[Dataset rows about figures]
· · ·

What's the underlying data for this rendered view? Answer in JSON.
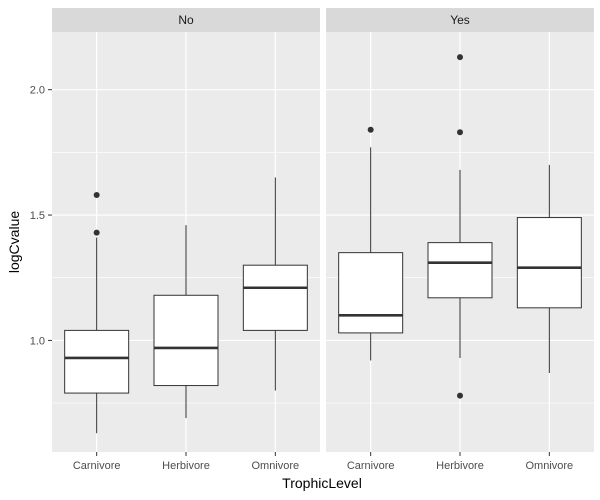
{
  "chart_data": {
    "type": "boxplot",
    "xlabel": "TrophicLevel",
    "ylabel": "logCvalue",
    "ylim": [
      0.555,
      2.23
    ],
    "yticks": [
      "1.0",
      "1.5",
      "2.0"
    ],
    "ytick_values": [
      1.0,
      1.5,
      2.0
    ],
    "minor_y": [
      0.75,
      1.25,
      1.75
    ],
    "categories": [
      "Carnivore",
      "Herbivore",
      "Omnivore"
    ],
    "grid": true,
    "panels": [
      {
        "strip": "No",
        "boxes": [
          {
            "category": "Carnivore",
            "lower_whisker": 0.63,
            "q1": 0.79,
            "median": 0.93,
            "q3": 1.04,
            "upper_whisker": 1.41,
            "outliers": [
              1.43,
              1.58
            ]
          },
          {
            "category": "Herbivore",
            "lower_whisker": 0.69,
            "q1": 0.82,
            "median": 0.97,
            "q3": 1.18,
            "upper_whisker": 1.46,
            "outliers": []
          },
          {
            "category": "Omnivore",
            "lower_whisker": 0.8,
            "q1": 1.04,
            "median": 1.21,
            "q3": 1.3,
            "upper_whisker": 1.65,
            "outliers": []
          }
        ]
      },
      {
        "strip": "Yes",
        "boxes": [
          {
            "category": "Carnivore",
            "lower_whisker": 0.92,
            "q1": 1.03,
            "median": 1.1,
            "q3": 1.35,
            "upper_whisker": 1.77,
            "outliers": [
              1.84
            ]
          },
          {
            "category": "Herbivore",
            "lower_whisker": 0.93,
            "q1": 1.17,
            "median": 1.31,
            "q3": 1.39,
            "upper_whisker": 1.68,
            "outliers": [
              1.83,
              2.13,
              0.78
            ]
          },
          {
            "category": "Omnivore",
            "lower_whisker": 0.87,
            "q1": 1.13,
            "median": 1.29,
            "q3": 1.49,
            "upper_whisker": 1.7,
            "outliers": []
          }
        ]
      }
    ],
    "colors": {
      "panel_bg": "#ebebeb",
      "strip_bg": "#d9d9d9",
      "grid": "#ffffff",
      "box_fill": "#ffffff",
      "box_line": "#333333"
    }
  }
}
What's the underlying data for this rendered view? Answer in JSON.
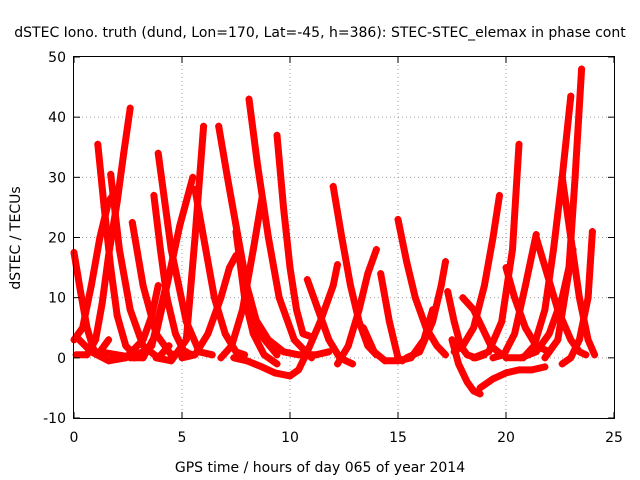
{
  "chart_data": {
    "type": "scatter",
    "title": "dSTEC Iono. truth (dund, Lon=170, Lat=-45, h=386): STEC-STEC_elemax in phase cont",
    "xlabel": "GPS time / hours of day 065 of year 2014",
    "ylabel": "dSTEC  / TECUs",
    "xlim": [
      0,
      25
    ],
    "ylim": [
      -10,
      50
    ],
    "x_ticks": [
      0,
      5,
      10,
      15,
      20,
      25
    ],
    "y_ticks": [
      -10,
      0,
      10,
      20,
      30,
      40,
      50
    ],
    "grid": true,
    "legend": "none",
    "marker": "plus",
    "color": "#ff0000",
    "series": [
      {
        "x": [
          0.0,
          0.3,
          0.6,
          0.9,
          1.1,
          1.3,
          1.6
        ],
        "y": [
          17.5,
          11,
          5,
          1.5,
          0.5,
          1.5,
          3.0
        ]
      },
      {
        "x": [
          0.0,
          0.4,
          0.8,
          1.2,
          1.6,
          2.0
        ],
        "y": [
          3.0,
          5.0,
          12,
          20,
          26,
          28.0
        ]
      },
      {
        "x": [
          0.1,
          0.6,
          1.0,
          1.3,
          1.6,
          2.0,
          2.3,
          2.6
        ],
        "y": [
          0.5,
          0.5,
          3,
          9,
          17,
          26,
          34,
          41.5
        ]
      },
      {
        "x": [
          1.1,
          1.4,
          1.7,
          2.0,
          2.4,
          2.8,
          3.2
        ],
        "y": [
          35.5,
          25,
          15,
          7,
          2,
          0.5,
          1.0
        ]
      },
      {
        "x": [
          0.1,
          0.8,
          1.6,
          2.4,
          3.2,
          3.6,
          3.9
        ],
        "y": [
          3.5,
          1,
          -0.5,
          0,
          3,
          7,
          12.0
        ]
      },
      {
        "x": [
          1.7,
          2.1,
          2.6,
          3.2,
          3.9,
          4.4
        ],
        "y": [
          30.5,
          18,
          8,
          2,
          0,
          2.0
        ]
      },
      {
        "x": [
          2.7,
          3.2,
          3.8,
          4.5,
          5.2
        ],
        "y": [
          22.5,
          12,
          4,
          0.5,
          1.0
        ]
      },
      {
        "x": [
          1.2,
          2.0,
          2.8,
          3.6,
          4.0,
          4.4
        ],
        "y": [
          1.0,
          0.5,
          0,
          2,
          8,
          14.0
        ]
      },
      {
        "x": [
          2.6,
          3.2,
          3.8,
          4.3,
          4.9,
          5.5
        ],
        "y": [
          0.0,
          0,
          4,
          12,
          22,
          30.0
        ]
      },
      {
        "x": [
          3.7,
          4.0,
          4.3,
          4.7,
          5.1,
          5.5
        ],
        "y": [
          27.0,
          18,
          10,
          4,
          1,
          0.5
        ]
      },
      {
        "x": [
          3.9,
          4.5,
          5.2,
          5.8,
          6.4
        ],
        "y": [
          34.0,
          18,
          6,
          1,
          0.5
        ]
      },
      {
        "x": [
          3.8,
          4.5,
          5.2,
          5.6,
          6.0
        ],
        "y": [
          0.0,
          -0.5,
          3,
          20,
          38.5
        ]
      },
      {
        "x": [
          5.6,
          6.0,
          6.5,
          7.0,
          7.5,
          7.9
        ],
        "y": [
          28.0,
          20,
          10,
          4,
          1,
          0.5
        ]
      },
      {
        "x": [
          5.0,
          5.6,
          6.2,
          6.8,
          7.2,
          7.5
        ],
        "y": [
          0.0,
          0.5,
          4,
          10,
          15,
          17.0
        ]
      },
      {
        "x": [
          6.7,
          7.1,
          7.5,
          8.0,
          8.6,
          9.4
        ],
        "y": [
          38.5,
          30,
          22,
          12,
          4,
          0.5
        ]
      },
      {
        "x": [
          6.8,
          7.3,
          7.8,
          8.3,
          8.7
        ],
        "y": [
          0.0,
          2,
          8,
          18,
          26.5
        ]
      },
      {
        "x": [
          8.1,
          8.5,
          9.0,
          9.5,
          10.2,
          11.0
        ],
        "y": [
          43.0,
          32,
          20,
          10,
          3,
          0.0
        ]
      },
      {
        "x": [
          7.4,
          8.0,
          8.7,
          9.3,
          10.0
        ],
        "y": [
          0.0,
          -0.5,
          -1.5,
          -2.5,
          -3.0
        ]
      },
      {
        "x": [
          7.5,
          7.9,
          8.3,
          8.8,
          9.4
        ],
        "y": [
          21.0,
          10,
          4,
          0.5,
          -1.0
        ]
      },
      {
        "x": [
          9.4,
          9.7,
          10.0,
          10.3,
          10.6,
          11.0
        ],
        "y": [
          37.0,
          25,
          15,
          8,
          4,
          3.5
        ]
      },
      {
        "x": [
          8.3,
          9.0,
          9.7,
          10.4,
          11.2,
          11.8
        ],
        "y": [
          7.0,
          3,
          1,
          0.5,
          0.5,
          1.0
        ]
      },
      {
        "x": [
          10.0,
          10.4,
          10.8,
          11.4,
          12.0,
          12.2
        ],
        "y": [
          -3.0,
          -2,
          1,
          6,
          12,
          15.5
        ]
      },
      {
        "x": [
          10.8,
          11.3,
          11.8,
          12.3,
          12.9
        ],
        "y": [
          13.0,
          8,
          3,
          0,
          -1.0
        ]
      },
      {
        "x": [
          12.0,
          12.4,
          12.8,
          13.2,
          13.6,
          14.0
        ],
        "y": [
          28.5,
          20,
          12,
          6,
          2,
          0.5
        ]
      },
      {
        "x": [
          12.2,
          12.7,
          13.2,
          13.6,
          14.0
        ],
        "y": [
          -1.0,
          2,
          8,
          14,
          18.0
        ]
      },
      {
        "x": [
          13.4,
          13.9,
          14.4,
          15.0,
          15.6,
          16.2,
          16.6
        ],
        "y": [
          5.0,
          1,
          -0.5,
          -0.5,
          0,
          3,
          8.0
        ]
      },
      {
        "x": [
          14.2,
          14.6,
          15.0,
          15.2
        ],
        "y": [
          14.0,
          6,
          0,
          -0.5
        ]
      },
      {
        "x": [
          15.0,
          15.4,
          15.8,
          16.3,
          16.8,
          17.2
        ],
        "y": [
          23.0,
          16,
          10,
          5,
          2,
          0.5
        ]
      },
      {
        "x": [
          15.4,
          16.0,
          16.6,
          17.0,
          17.2
        ],
        "y": [
          0.0,
          1,
          6,
          12,
          16.0
        ]
      },
      {
        "x": [
          17.3,
          17.6,
          17.9,
          18.2,
          18.6,
          19.0
        ],
        "y": [
          11.0,
          6,
          2,
          0.5,
          0,
          0.5
        ]
      },
      {
        "x": [
          17.5,
          17.8,
          18.2,
          18.5,
          18.8
        ],
        "y": [
          3.0,
          -1,
          -4,
          -5.5,
          -6.0
        ]
      },
      {
        "x": [
          18.8,
          19.4,
          20.0,
          20.6,
          21.2,
          21.8
        ],
        "y": [
          -5.0,
          -3.5,
          -2.5,
          -2,
          -2,
          -1.5
        ]
      },
      {
        "x": [
          17.6,
          18.0,
          18.5,
          19.0,
          19.4,
          19.7
        ],
        "y": [
          1.0,
          2,
          5,
          12,
          20,
          27.0
        ]
      },
      {
        "x": [
          18.0,
          18.5,
          18.9,
          19.3,
          19.8
        ],
        "y": [
          10.0,
          8,
          5,
          2,
          0.5
        ]
      },
      {
        "x": [
          18.5,
          19.2,
          19.8,
          20.3,
          20.6
        ],
        "y": [
          0.0,
          1,
          6,
          18,
          35.5
        ]
      },
      {
        "x": [
          20.0,
          20.4,
          20.9,
          21.4,
          22.0
        ],
        "y": [
          15.0,
          10,
          5,
          2,
          1.0
        ]
      },
      {
        "x": [
          19.4,
          19.9,
          20.4,
          20.9,
          21.4
        ],
        "y": [
          0.0,
          0.5,
          4,
          12,
          20.5
        ]
      },
      {
        "x": [
          20.8,
          21.3,
          21.8,
          22.2,
          22.6,
          23.0
        ],
        "y": [
          0.0,
          2,
          8,
          18,
          30,
          43.5
        ]
      },
      {
        "x": [
          20.0,
          20.7,
          21.4,
          22.0,
          22.6,
          23.1
        ],
        "y": [
          0.0,
          0,
          1,
          4,
          10,
          18.0
        ]
      },
      {
        "x": [
          21.4,
          21.9,
          22.4,
          23.0,
          23.4,
          23.7
        ],
        "y": [
          20.0,
          14,
          8,
          3,
          1,
          0.5
        ]
      },
      {
        "x": [
          22.6,
          23.0,
          23.4,
          23.8,
          24.1
        ],
        "y": [
          30.0,
          20,
          10,
          3,
          0.5
        ]
      },
      {
        "x": [
          21.8,
          22.4,
          22.9,
          23.2,
          23.5
        ],
        "y": [
          0.0,
          3,
          14,
          30,
          48.0
        ]
      },
      {
        "x": [
          22.6,
          23.0,
          23.4,
          23.8,
          24.0
        ],
        "y": [
          -1.0,
          0,
          3,
          10,
          21.0
        ]
      }
    ]
  }
}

· · ·

WHAT YOU SHOULD DO
From the entries above, select each line containing the string "dSTEC".

RESULT FOR THIS EXERCISE
    "title": "dSTEC Iono. truth (dund, Lon=170, Lat=-45, h=386): STEC-STEC_elemax in phase cont",
    "ylabel": "dSTEC  / TECUs",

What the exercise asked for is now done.